▸ **Dataset extract**
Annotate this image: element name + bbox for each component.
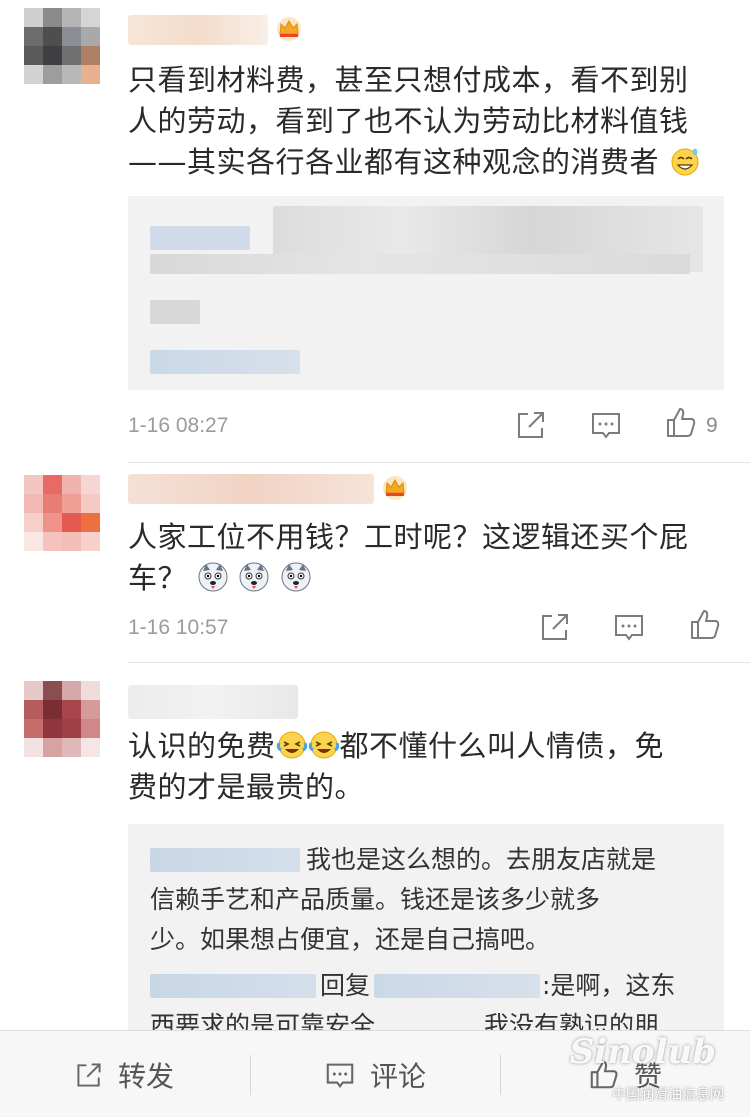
comment-icon[interactable] xyxy=(612,610,646,644)
watermark-brand: Sinolub xyxy=(569,1032,716,1072)
reply-label: 回复 xyxy=(320,971,371,1000)
laughing-tears-emoji-icon xyxy=(308,731,339,759)
forward-label: 转发 xyxy=(118,1059,175,1093)
comment-icon[interactable] xyxy=(589,408,623,442)
reply-text-line: 少。如果想占便宜，还是自己搞吧。 xyxy=(150,925,551,954)
watermark-logo: Sinolub 中国润滑油信息网 xyxy=(558,1028,728,1112)
comment-timestamp: 1-16 10:57 xyxy=(128,616,229,639)
comment-button[interactable]: 评论 xyxy=(324,1031,426,1117)
avatar[interactable] xyxy=(24,475,100,551)
divider xyxy=(500,1055,501,1095)
watermark-subtitle: 中国润滑油信息网 xyxy=(612,1087,724,1103)
forward-button[interactable]: 转发 xyxy=(74,1031,174,1117)
comment-text-line: 都不懂什么叫人情债，免 xyxy=(339,729,665,763)
avatar[interactable] xyxy=(24,681,100,757)
share-icon[interactable] xyxy=(538,610,572,644)
comment-text-line: 只看到材料费，甚至只想付成本，看不到别 xyxy=(128,63,689,97)
reply-text-line: :是啊，这东 xyxy=(542,971,676,1000)
husky-dog-emoji-icon xyxy=(281,562,311,592)
comment-text-line: ——其实各行各业都有这种观念的消费者 xyxy=(128,145,660,179)
share-icon xyxy=(77,1062,101,1087)
like-icon[interactable] xyxy=(688,608,722,642)
husky-dog-emoji-icon xyxy=(239,562,269,592)
comment-text-line: 车？ xyxy=(128,561,188,595)
like-count: 9 xyxy=(706,414,718,437)
comment-text-line: 人的劳动，看到了也不认为劳动比材料值钱 xyxy=(128,104,689,138)
laughing-tears-emoji-icon xyxy=(276,731,307,759)
grinning-sweat-emoji-icon xyxy=(671,148,699,176)
comment-icon xyxy=(326,1063,354,1088)
share-icon[interactable] xyxy=(514,408,548,442)
crown-icon xyxy=(383,476,407,500)
username-blurred[interactable] xyxy=(128,685,298,719)
comment-text-line: 费的才是最贵的。 xyxy=(128,770,365,804)
like-icon[interactable] xyxy=(664,406,698,440)
reply-text-line: 我也是这么想的。去朋友店就是 xyxy=(306,845,657,874)
divider xyxy=(128,662,750,663)
comment-text-line: 认识的免费 xyxy=(128,729,276,763)
reply-text-line: 信赖手艺和产品质量。钱还是该多少就多 xyxy=(150,885,601,914)
divider xyxy=(128,462,750,463)
username-blurred[interactable] xyxy=(128,474,374,504)
username-blurred[interactable] xyxy=(128,15,268,45)
quoted-original-post[interactable] xyxy=(128,196,724,390)
comment-text-line: 人家工位不用钱？工时呢？这逻辑还买个屁 xyxy=(128,520,689,554)
comment-label: 评论 xyxy=(370,1059,427,1093)
reply-thread-box[interactable]: 我也是这么想的。去朋友店就是 信赖手艺和产品质量。钱还是该多少就多 少。如果想占… xyxy=(128,824,724,1040)
divider xyxy=(250,1055,251,1095)
crown-icon xyxy=(277,17,301,41)
comment-timestamp: 1-16 08:27 xyxy=(128,414,229,437)
husky-dog-emoji-icon xyxy=(198,562,228,592)
avatar[interactable] xyxy=(24,8,100,84)
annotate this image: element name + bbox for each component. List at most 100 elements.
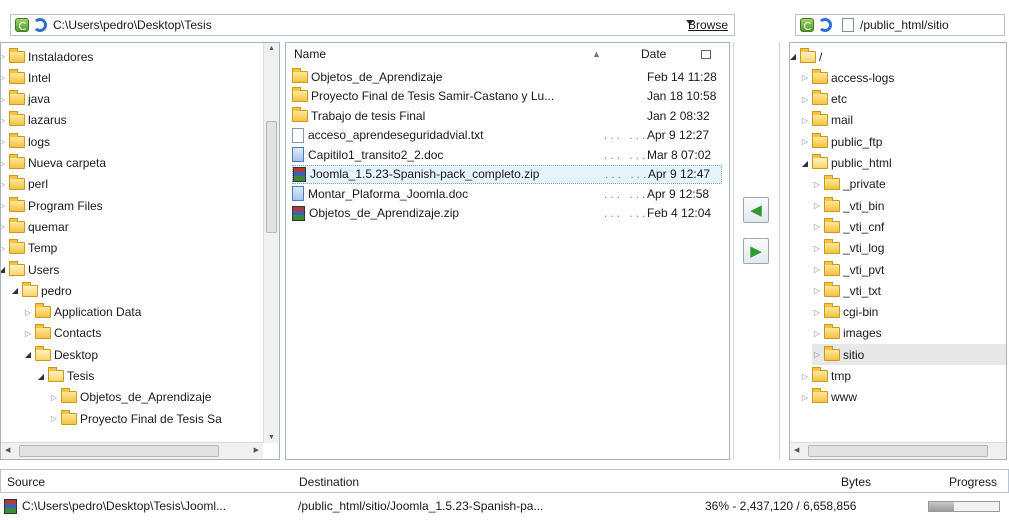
- expand-icon[interactable]: ▷: [800, 73, 810, 82]
- tree-item[interactable]: ▷ sitio: [812, 344, 1006, 366]
- file-row[interactable]: Montar_Plaforma_Joomla.doc ... ... Apr 9 1…: [292, 184, 722, 203]
- expand-icon[interactable]: ▷: [800, 137, 810, 146]
- tree-item[interactable]: ▷ Objetos_de_Aprendizaje: [49, 387, 211, 408]
- horizontal-scrollbar[interactable]: ◀: [790, 442, 1006, 459]
- horizontal-scrollbar[interactable]: ◀ ▶: [1, 442, 263, 459]
- expand-icon[interactable]: ▷: [23, 329, 33, 338]
- expand-icon[interactable]: ▷: [812, 350, 822, 359]
- tree-item[interactable]: ▷ _vti_pvt: [812, 259, 884, 280]
- expand-icon[interactable]: ▷: [1, 222, 7, 231]
- expand-icon[interactable]: ▷: [812, 201, 822, 210]
- tree-item[interactable]: ▷ Intel: [1, 67, 51, 88]
- tree-item[interactable]: ◢ /: [790, 46, 822, 67]
- expand-icon[interactable]: ▷: [800, 116, 810, 125]
- tree-item[interactable]: ▷ Program Files: [1, 195, 103, 216]
- file-row[interactable]: Objetos_de_Aprendizaje.zip ... ... Feb 4 1…: [292, 204, 722, 223]
- file-row[interactable]: Joomla_1.5.23-Spanish-pack_completo.zip.…: [292, 164, 722, 184]
- column-header-name[interactable]: Name ▲: [294, 43, 601, 65]
- column-header-source[interactable]: Source: [7, 475, 45, 489]
- tree-item[interactable]: ▷ _private: [812, 174, 886, 195]
- tree-item[interactable]: ▷ public_ftp: [800, 131, 882, 152]
- refresh-icon[interactable]: [33, 18, 47, 32]
- file-row[interactable]: Trabajo de tesis Final Jan 2 08:32: [292, 106, 722, 125]
- tree-item[interactable]: ▷ logs: [1, 131, 50, 152]
- column-header-progress[interactable]: Progress: [949, 475, 997, 489]
- expand-icon[interactable]: ▷: [812, 222, 822, 231]
- scroll-thumb[interactable]: [808, 445, 988, 457]
- expand-icon[interactable]: ▷: [812, 329, 822, 338]
- expand-icon[interactable]: ▷: [800, 95, 810, 104]
- expand-icon[interactable]: ▷: [800, 393, 810, 402]
- transfer-queue-row[interactable]: C:\Users\pedro\Desktop\Tesis\Jooml... /p…: [0, 497, 1009, 517]
- download-arrow-button[interactable]: ◀: [743, 197, 769, 223]
- expand-icon[interactable]: ▷: [1, 52, 7, 61]
- collapse-icon[interactable]: ◢: [800, 159, 810, 168]
- column-header-bytes[interactable]: Bytes: [841, 475, 871, 489]
- expand-icon[interactable]: ▷: [812, 180, 822, 189]
- expand-icon[interactable]: ▷: [1, 73, 7, 82]
- tree-item[interactable]: ▷ access-logs: [800, 67, 894, 88]
- expand-icon[interactable]: ▷: [1, 244, 7, 253]
- upload-arrow-button[interactable]: ▶: [743, 238, 769, 264]
- tree-item[interactable]: ▷ etc: [800, 89, 847, 110]
- expand-icon[interactable]: ▷: [812, 265, 822, 274]
- file-row[interactable]: acceso_aprendeseguridadvial.txt ... ... Ap…: [292, 126, 722, 145]
- expand-icon[interactable]: ▷: [49, 393, 59, 402]
- expand-icon[interactable]: ▷: [1, 180, 7, 189]
- column-header-destination[interactable]: Destination: [299, 475, 359, 489]
- expand-icon[interactable]: ▷: [812, 286, 822, 295]
- local-path-input[interactable]: C:\Users\pedro\Desktop\Tesis: [53, 18, 212, 32]
- expand-icon[interactable]: ▷: [49, 414, 59, 423]
- tree-item[interactable]: ▷ cgi-bin: [812, 302, 878, 323]
- remote-path-input[interactable]: /public_html/sitio: [860, 18, 949, 32]
- scroll-thumb[interactable]: [19, 445, 219, 457]
- tree-item[interactable]: ▷ Application Data: [23, 302, 141, 323]
- tree-item[interactable]: ▷ _vti_txt: [812, 280, 881, 301]
- local-path-bar[interactable]: C:\Users\pedro\Desktop\Tesis Browse: [10, 14, 735, 36]
- tree-item[interactable]: ▷ Temp: [1, 238, 57, 259]
- scroll-thumb[interactable]: [266, 121, 277, 233]
- collapse-icon[interactable]: ◢: [36, 372, 46, 381]
- expand-icon[interactable]: ▷: [812, 244, 822, 253]
- collapse-icon[interactable]: ◢: [23, 350, 33, 359]
- local-folder-tree[interactable]: ▷ Instaladores ▷ Intel ▷ java ▷ lazarus ▷ logs ▷ Nu…: [0, 42, 280, 460]
- collapse-icon[interactable]: ◢: [10, 286, 20, 295]
- column-header-date[interactable]: Date: [641, 43, 721, 65]
- tree-item[interactable]: ▷ _vti_bin: [812, 195, 884, 216]
- collapse-icon[interactable]: ◢: [790, 52, 798, 61]
- remote-path-bar[interactable]: /public_html/sitio: [795, 14, 1005, 36]
- expand-icon[interactable]: ▷: [23, 308, 33, 317]
- local-file-list[interactable]: Name ▲ Date Objetos_de_Aprendizaje Feb 14…: [285, 42, 730, 460]
- tree-item[interactable]: ◢ Tesis: [36, 366, 94, 387]
- tree-item[interactable]: ◢ pedro: [10, 280, 72, 301]
- collapse-icon[interactable]: ◢: [1, 265, 7, 274]
- vertical-scrollbar[interactable]: ▲ ▼: [263, 43, 279, 443]
- expand-icon[interactable]: ▷: [1, 137, 7, 146]
- browse-button[interactable]: Browse: [688, 18, 728, 32]
- tree-item[interactable]: ◢ Desktop: [23, 344, 98, 365]
- expand-icon[interactable]: ▷: [1, 116, 7, 125]
- file-row[interactable]: Objetos_de_Aprendizaje Feb 14 11:28: [292, 67, 722, 86]
- tree-item[interactable]: ▷ Instaladores: [1, 46, 93, 67]
- tree-item[interactable]: ▷ images: [812, 323, 882, 344]
- sync-icon[interactable]: [800, 18, 814, 32]
- tree-item[interactable]: ▷ mail: [800, 110, 853, 131]
- tree-item[interactable]: ▷ tmp: [800, 366, 851, 387]
- tree-item[interactable]: ▷ _vti_cnf: [812, 216, 884, 237]
- expand-icon[interactable]: ▷: [800, 372, 810, 381]
- tree-item[interactable]: ▷ Nueva carpeta: [1, 153, 106, 174]
- expand-icon[interactable]: ▷: [1, 159, 7, 168]
- expand-icon[interactable]: ▷: [1, 95, 7, 104]
- panel-splitter[interactable]: [776, 42, 780, 460]
- tree-item[interactable]: ▷ Contacts: [23, 323, 101, 344]
- tree-item[interactable]: ◢ Users: [1, 259, 59, 280]
- tree-item[interactable]: ▷ _vti_log: [812, 238, 884, 259]
- file-row[interactable]: Proyecto Final de Tesis Samir-Castano y …: [292, 87, 722, 106]
- tree-item[interactable]: ▷ Proyecto Final de Tesis Sa: [49, 408, 222, 429]
- tree-item[interactable]: ▷ www: [800, 387, 857, 408]
- tree-item[interactable]: ▷ java: [1, 89, 50, 110]
- tree-item[interactable]: ▷ perl: [1, 174, 48, 195]
- sync-icon[interactable]: [15, 18, 29, 32]
- expand-icon[interactable]: ▷: [812, 308, 822, 317]
- panel-splitter[interactable]: [733, 42, 737, 460]
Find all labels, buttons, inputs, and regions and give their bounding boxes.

▸ **Exercise objective**
Rewrite the lines from the one containing "comment-icon[interactable] xyxy=(612,610,646,644)" through the one containing "reply-text-line: 信赖手艺和产品质量。钱还是该多少就多 xyxy=(150,885,601,914)", inclusive, as a Markdown table with the columns Row and Entry. Number each line in Row, put the line itself in Entry, and leave out any blank lines.

▸ **The completed task**
| Row | Entry |
|---|---|
| 1 | comment-icon[interactable] xyxy=(612,610,646,644) |
| 2 | watermark-brand: Sinolub xyxy=(569,1032,716,1072) |
| 3 | reply-label: 回复 xyxy=(320,971,371,1000) |
| 4 | laughing-tears-emoji-icon xyxy=(308,731,339,759) |
| 5 | forward-label: 转发 xyxy=(118,1059,175,1093) |
| 6 | comment-icon[interactable] xyxy=(589,408,623,442) |
| 7 | reply-text-line: 少。如果想占便宜，还是自己搞吧。 xyxy=(150,925,551,954) |
| 8 | watermark-logo: Sinolub 中国润滑油信息网 xyxy=(558,1028,728,1112) |
| 9 | comment-timestamp: 1-16 10:57 xyxy=(128,616,229,639) |
| 10 | comment-button[interactable]: 评论 xyxy=(324,1031,426,1117) |
| 11 | avatar[interactable] xyxy=(24,475,100,551) |
| 12 | divider xyxy=(500,1055,501,1095) |
| 13 | watermark-subtitle: 中国润滑油信息网 xyxy=(612,1087,724,1103) |
| 14 | forward-button[interactable]: 转发 xyxy=(74,1031,174,1117) |
| 15 | comment-text-line: 都不懂什么叫人情债，免 xyxy=(339,729,665,763) |
| 16 | avatar[interactable] xyxy=(24,681,100,757) |
| 17 | share-icon[interactable] xyxy=(538,610,572,644) |
| 18 | comment-text-line: 只看到材料费，甚至只想付成本，看不到别 xyxy=(128,63,689,97) |
| 19 | reply-text-line: :是啊，这东 xyxy=(542,971,676,1000) |
| 20 | husky-dog-emoji-icon xyxy=(281,562,311,592) |
| 21 | comment-text-line: ——其实各行各业都有这种观念的消费者 xyxy=(128,145,660,179) |
| 22 | share-icon xyxy=(77,1062,101,1087) |
| 23 | like-icon[interactable] xyxy=(688,608,722,642) |
| 24 | husky-dog-emoji-icon xyxy=(239,562,269,592) |
| 25 | comment-text-line: 车？ xyxy=(128,561,188,595) |
| 26 | like-count: 9 xyxy=(706,414,718,437) |
| 27 | comment-text-line: 人的劳动，看到了也不认为劳动比材料值钱 xyxy=(128,104,689,138) |
| 28 | laughing-tears-emoji-icon xyxy=(276,731,307,759) |
| 29 | grinning-sweat-emoji-icon xyxy=(671,148,699,176) |
| 30 | comment-icon xyxy=(326,1063,354,1088) |
| 31 | share-icon[interactable] xyxy=(514,408,548,442) |
| 32 | crown-icon xyxy=(383,476,407,500) |
| 33 | username-blurred[interactable] xyxy=(128,685,298,719) |
| 34 | comment-text-line: 费的才是最贵的。 xyxy=(128,770,365,804) |
| 35 | like-icon[interactable] xyxy=(664,406,698,440) |
| 36 | reply-text-line: 我也是这么想的。去朋友店就是 xyxy=(306,845,657,874) |
| 37 | divider xyxy=(128,662,750,663) |
| 38 | comment-text-line: 认识的免费 xyxy=(128,729,276,763) |
| 39 | reply-text-line: 信赖手艺和产品质量。钱还是该多少就多 xyxy=(150,885,601,914) |